##### INPUT RECORDS

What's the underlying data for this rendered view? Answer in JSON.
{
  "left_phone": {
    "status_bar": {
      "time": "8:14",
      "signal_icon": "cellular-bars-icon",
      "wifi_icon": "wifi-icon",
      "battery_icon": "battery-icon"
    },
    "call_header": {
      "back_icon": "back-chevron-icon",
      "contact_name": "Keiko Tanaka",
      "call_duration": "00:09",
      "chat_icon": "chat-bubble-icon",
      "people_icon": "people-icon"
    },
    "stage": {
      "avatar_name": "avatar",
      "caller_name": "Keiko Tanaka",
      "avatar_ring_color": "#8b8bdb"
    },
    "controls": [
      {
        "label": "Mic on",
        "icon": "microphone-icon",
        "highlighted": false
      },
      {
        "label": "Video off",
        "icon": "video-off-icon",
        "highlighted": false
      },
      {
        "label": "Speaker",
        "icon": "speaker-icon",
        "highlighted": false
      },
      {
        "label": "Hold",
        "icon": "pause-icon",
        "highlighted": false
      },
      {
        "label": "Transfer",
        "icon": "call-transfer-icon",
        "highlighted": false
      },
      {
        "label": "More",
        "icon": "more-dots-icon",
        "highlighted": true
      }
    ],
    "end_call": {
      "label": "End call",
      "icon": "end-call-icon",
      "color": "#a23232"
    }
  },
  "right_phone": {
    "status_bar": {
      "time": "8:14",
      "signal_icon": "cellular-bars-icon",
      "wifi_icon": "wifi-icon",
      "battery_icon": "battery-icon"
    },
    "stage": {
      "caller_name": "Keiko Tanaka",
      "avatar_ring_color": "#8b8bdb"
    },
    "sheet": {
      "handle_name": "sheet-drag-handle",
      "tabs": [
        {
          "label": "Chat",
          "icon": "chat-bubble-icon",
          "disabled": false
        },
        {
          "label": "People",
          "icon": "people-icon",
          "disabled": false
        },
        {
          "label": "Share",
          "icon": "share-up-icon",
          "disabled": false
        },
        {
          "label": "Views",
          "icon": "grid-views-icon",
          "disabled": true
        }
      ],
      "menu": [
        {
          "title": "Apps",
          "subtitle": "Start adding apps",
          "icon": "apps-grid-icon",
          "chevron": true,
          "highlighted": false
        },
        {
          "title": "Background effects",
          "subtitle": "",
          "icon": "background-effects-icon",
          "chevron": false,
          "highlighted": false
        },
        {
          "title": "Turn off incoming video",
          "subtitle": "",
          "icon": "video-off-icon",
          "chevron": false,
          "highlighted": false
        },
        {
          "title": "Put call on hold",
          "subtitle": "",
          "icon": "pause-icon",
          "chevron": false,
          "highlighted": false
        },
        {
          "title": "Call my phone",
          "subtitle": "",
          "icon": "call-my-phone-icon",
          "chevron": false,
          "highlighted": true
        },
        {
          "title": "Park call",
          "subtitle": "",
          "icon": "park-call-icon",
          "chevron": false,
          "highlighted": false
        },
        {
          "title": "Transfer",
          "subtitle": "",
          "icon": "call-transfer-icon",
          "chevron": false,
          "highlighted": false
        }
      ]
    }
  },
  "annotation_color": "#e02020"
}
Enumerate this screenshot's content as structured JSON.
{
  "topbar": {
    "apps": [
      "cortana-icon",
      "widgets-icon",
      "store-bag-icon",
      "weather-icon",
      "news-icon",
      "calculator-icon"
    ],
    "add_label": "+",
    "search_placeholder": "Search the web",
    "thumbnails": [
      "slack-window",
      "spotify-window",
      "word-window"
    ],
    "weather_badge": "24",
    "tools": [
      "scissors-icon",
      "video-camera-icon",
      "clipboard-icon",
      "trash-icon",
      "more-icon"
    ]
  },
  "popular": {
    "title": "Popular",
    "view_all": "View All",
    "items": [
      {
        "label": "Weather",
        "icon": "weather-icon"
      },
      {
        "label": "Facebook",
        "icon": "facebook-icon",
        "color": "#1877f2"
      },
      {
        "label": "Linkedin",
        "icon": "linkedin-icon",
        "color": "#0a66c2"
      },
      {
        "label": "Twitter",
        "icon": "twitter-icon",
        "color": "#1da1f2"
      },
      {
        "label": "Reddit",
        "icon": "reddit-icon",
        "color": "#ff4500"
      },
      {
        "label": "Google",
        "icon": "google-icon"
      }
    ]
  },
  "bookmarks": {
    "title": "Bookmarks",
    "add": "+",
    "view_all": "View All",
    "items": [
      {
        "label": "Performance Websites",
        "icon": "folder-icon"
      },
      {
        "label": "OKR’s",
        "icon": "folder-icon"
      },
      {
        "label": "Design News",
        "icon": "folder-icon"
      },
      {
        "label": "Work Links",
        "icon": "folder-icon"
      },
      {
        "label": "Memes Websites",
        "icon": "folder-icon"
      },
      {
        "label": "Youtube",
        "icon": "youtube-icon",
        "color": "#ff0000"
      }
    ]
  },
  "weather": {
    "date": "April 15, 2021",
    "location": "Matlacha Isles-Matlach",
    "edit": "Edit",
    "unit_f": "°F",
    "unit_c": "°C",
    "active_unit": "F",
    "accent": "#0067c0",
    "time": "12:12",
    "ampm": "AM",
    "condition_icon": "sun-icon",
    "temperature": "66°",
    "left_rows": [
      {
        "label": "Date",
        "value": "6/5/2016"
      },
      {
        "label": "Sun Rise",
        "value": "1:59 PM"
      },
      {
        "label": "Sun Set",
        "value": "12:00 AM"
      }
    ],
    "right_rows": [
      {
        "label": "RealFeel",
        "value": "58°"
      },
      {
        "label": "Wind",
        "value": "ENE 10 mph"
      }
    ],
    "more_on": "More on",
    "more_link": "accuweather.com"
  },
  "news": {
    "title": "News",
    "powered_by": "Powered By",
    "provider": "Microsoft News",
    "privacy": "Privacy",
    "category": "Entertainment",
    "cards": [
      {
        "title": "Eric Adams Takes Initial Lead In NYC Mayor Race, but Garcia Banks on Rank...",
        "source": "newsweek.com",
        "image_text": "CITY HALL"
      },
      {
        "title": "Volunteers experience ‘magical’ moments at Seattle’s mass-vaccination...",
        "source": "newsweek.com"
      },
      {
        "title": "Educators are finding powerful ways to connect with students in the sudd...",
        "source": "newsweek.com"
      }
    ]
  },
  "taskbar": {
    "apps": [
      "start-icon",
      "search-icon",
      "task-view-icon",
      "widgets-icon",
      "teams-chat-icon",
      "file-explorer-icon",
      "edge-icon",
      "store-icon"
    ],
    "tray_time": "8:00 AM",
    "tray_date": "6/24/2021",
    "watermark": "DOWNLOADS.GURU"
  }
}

##########

EXERCISE AIM
Extract all of the material exactly as it is written.

CORRECT OUTPUT
What's the underlying data for this rendered view? Answer in JSON.
{
  "left_phone": {
    "status_bar": {
      "time": "8:14",
      "signal_icon": "cellular-bars-icon",
      "wifi_icon": "wifi-icon",
      "battery_icon": "battery-icon"
    },
    "call_header": {
      "back_icon": "back-chevron-icon",
      "contact_name": "Keiko Tanaka",
      "call_duration": "00:09",
      "chat_icon": "chat-bubble-icon",
      "people_icon": "people-icon"
    },
    "stage": {
      "avatar_name": "avatar",
      "caller_name": "Keiko Tanaka",
      "avatar_ring_color": "#8b8bdb"
    },
    "controls": [
      {
        "label": "Mic on",
        "icon": "microphone-icon",
        "highlighted": false
      },
      {
        "label": "Video off",
        "icon": "video-off-icon",
        "highlighted": false
      },
      {
        "label": "Speaker",
        "icon": "speaker-icon",
        "highlighted": false
      },
      {
        "label": "Hold",
        "icon": "pause-icon",
        "highlighted": false
      },
      {
        "label": "Transfer",
        "icon": "call-transfer-icon",
        "highlighted": false
      },
      {
        "label": "More",
        "icon": "more-dots-icon",
        "highlighted": true
      }
    ],
    "end_call": {
      "label": "End call",
      "icon": "end-call-icon",
      "color": "#a23232"
    }
  },
  "right_phone": {
    "status_bar": {
      "time": "8:14",
      "signal_icon": "cellular-bars-icon",
      "wifi_icon": "wifi-icon",
      "battery_icon": "battery-icon"
    },
    "stage": {
      "caller_name": "Keiko Tanaka",
      "avatar_ring_color": "#8b8bdb"
    },
    "sheet": {
      "handle_name": "sheet-drag-handle",
      "tabs": [
        {
          "label": "Chat",
          "icon": "chat-bubble-icon",
          "disabled": false
        },
        {
          "label": "People",
          "icon": "people-icon",
          "disabled": false
        },
        {
          "label": "Share",
          "icon": "share-up-icon",
          "disabled": false
        },
        {
          "label": "Views",
          "icon": "grid-views-icon",
          "disabled": true
        }
      ],
      "menu": [
        {
          "title": "Apps",
          "subtitle": "Start adding apps",
          "icon": "apps-grid-icon",
          "chevron": true,
          "highlighted": false
        },
        {
          "title": "Background effects",
          "subtitle": "",
          "icon": "background-effects-icon",
          "chevron": false,
          "highlighted": false
        },
        {
          "title": "Turn off incoming video",
          "subtitle": "",
          "icon": "video-off-icon",
          "chevron": false,
          "highlighted": false
        },
        {
          "title": "Put call on hold",
          "subtitle": "",
          "icon": "pause-icon",
          "chevron": false,
          "highlighted": false
        },
        {
          "title": "Call my phone",
          "subtitle": "",
          "icon": "call-my-phone-icon",
          "chevron": false,
          "highlighted": true
        },
        {
          "title": "Park call",
          "subtitle": "",
          "icon": "park-call-icon",
          "chevron": false,
          "highlighted": false
        },
        {
          "title": "Transfer",
          "subtitle": "",
          "icon": "call-transfer-icon",
          "chevron": false,
          "highlighted": false
        }
      ]
    }
  },
  "annotation_color": "#e02020"
}
Enumerate this screenshot's content as structured JSON.
{
  "topbar": {
    "apps": [
      "cortana-icon",
      "widgets-icon",
      "store-bag-icon",
      "weather-icon",
      "news-icon",
      "calculator-icon"
    ],
    "add_label": "+",
    "search_placeholder": "Search the web",
    "thumbnails": [
      "slack-window",
      "spotify-window",
      "word-window"
    ],
    "weather_badge": "24",
    "tools": [
      "scissors-icon",
      "video-camera-icon",
      "clipboard-icon",
      "trash-icon",
      "more-icon"
    ]
  },
  "popular": {
    "title": "Popular",
    "view_all": "View All",
    "items": [
      {
        "label": "Weather",
        "icon": "weather-icon"
      },
      {
        "label": "Facebook",
        "icon": "facebook-icon",
        "color": "#1877f2"
      },
      {
        "label": "Linkedin",
        "icon": "linkedin-icon",
        "color": "#0a66c2"
      },
      {
        "label": "Twitter",
        "icon": "twitter-icon",
        "color": "#1da1f2"
      },
      {
        "label": "Reddit",
        "icon": "reddit-icon",
        "color": "#ff4500"
      },
      {
        "label": "Google",
        "icon": "google-icon"
      }
    ]
  },
  "bookmarks": {
    "title": "Bookmarks",
    "add": "+",
    "view_all": "View All",
    "items": [
      {
        "label": "Performance Websites",
        "icon": "folder-icon"
      },
      {
        "label": "OKR’s",
        "icon": "folder-icon"
      },
      {
        "label": "Design News",
        "icon": "folder-icon"
      },
      {
        "label": "Work Links",
        "icon": "folder-icon"
      },
      {
        "label": "Memes Websites",
        "icon": "folder-icon"
      },
      {
        "label": "Youtube",
        "icon": "youtube-icon",
        "color": "#ff0000"
      }
    ]
  },
  "weather": {
    "date": "April 15, 2021",
    "location": "Matlacha Isles-Matlach",
    "edit": "Edit",
    "unit_f": "°F",
    "unit_c": "°C",
    "active_unit": "F",
    "accent": "#0067c0",
    "time": "12:12",
    "ampm": "AM",
    "condition_icon": "sun-icon",
    "temperature": "66°",
    "left_rows": [
      {
        "label": "Date",
        "value": "6/5/2016"
      },
      {
        "label": "Sun Rise",
        "value": "1:59 PM"
      },
      {
        "label": "Sun Set",
        "value": "12:00 AM"
      }
    ],
    "right_rows": [
      {
        "label": "RealFeel",
        "value": "58°"
      },
      {
        "label": "Wind",
        "value": "ENE 10 mph"
      }
    ],
    "more_on": "More on",
    "more_link": "accuweather.com"
  },
  "news": {
    "title": "News",
    "powered_by": "Powered By",
    "provider": "Microsoft News",
    "privacy": "Privacy",
    "category": "Entertainment",
    "cards": [
      {
        "title": "Eric Adams Takes Initial Lead In NYC Mayor Race, but Garcia Banks on Rank...",
        "source": "newsweek.com",
        "image_text": "CITY HALL"
      },
      {
        "title": "Volunteers experience ‘magical’ moments at Seattle’s mass-vaccination...",
        "source": "newsweek.com"
      },
      {
        "title": "Educators are finding powerful ways to connect with students in the sudd...",
        "source": "newsweek.com"
      }
    ]
  },
  "taskbar": {
    "apps": [
      "start-icon",
      "search-icon",
      "task-view-icon",
      "widgets-icon",
      "teams-chat-icon",
      "file-explorer-icon",
      "edge-icon",
      "store-icon"
    ],
    "tray_time": "8:00 AM",
    "tray_date": "6/24/2021",
    "watermark": "DOWNLOADS.GURU"
  }
}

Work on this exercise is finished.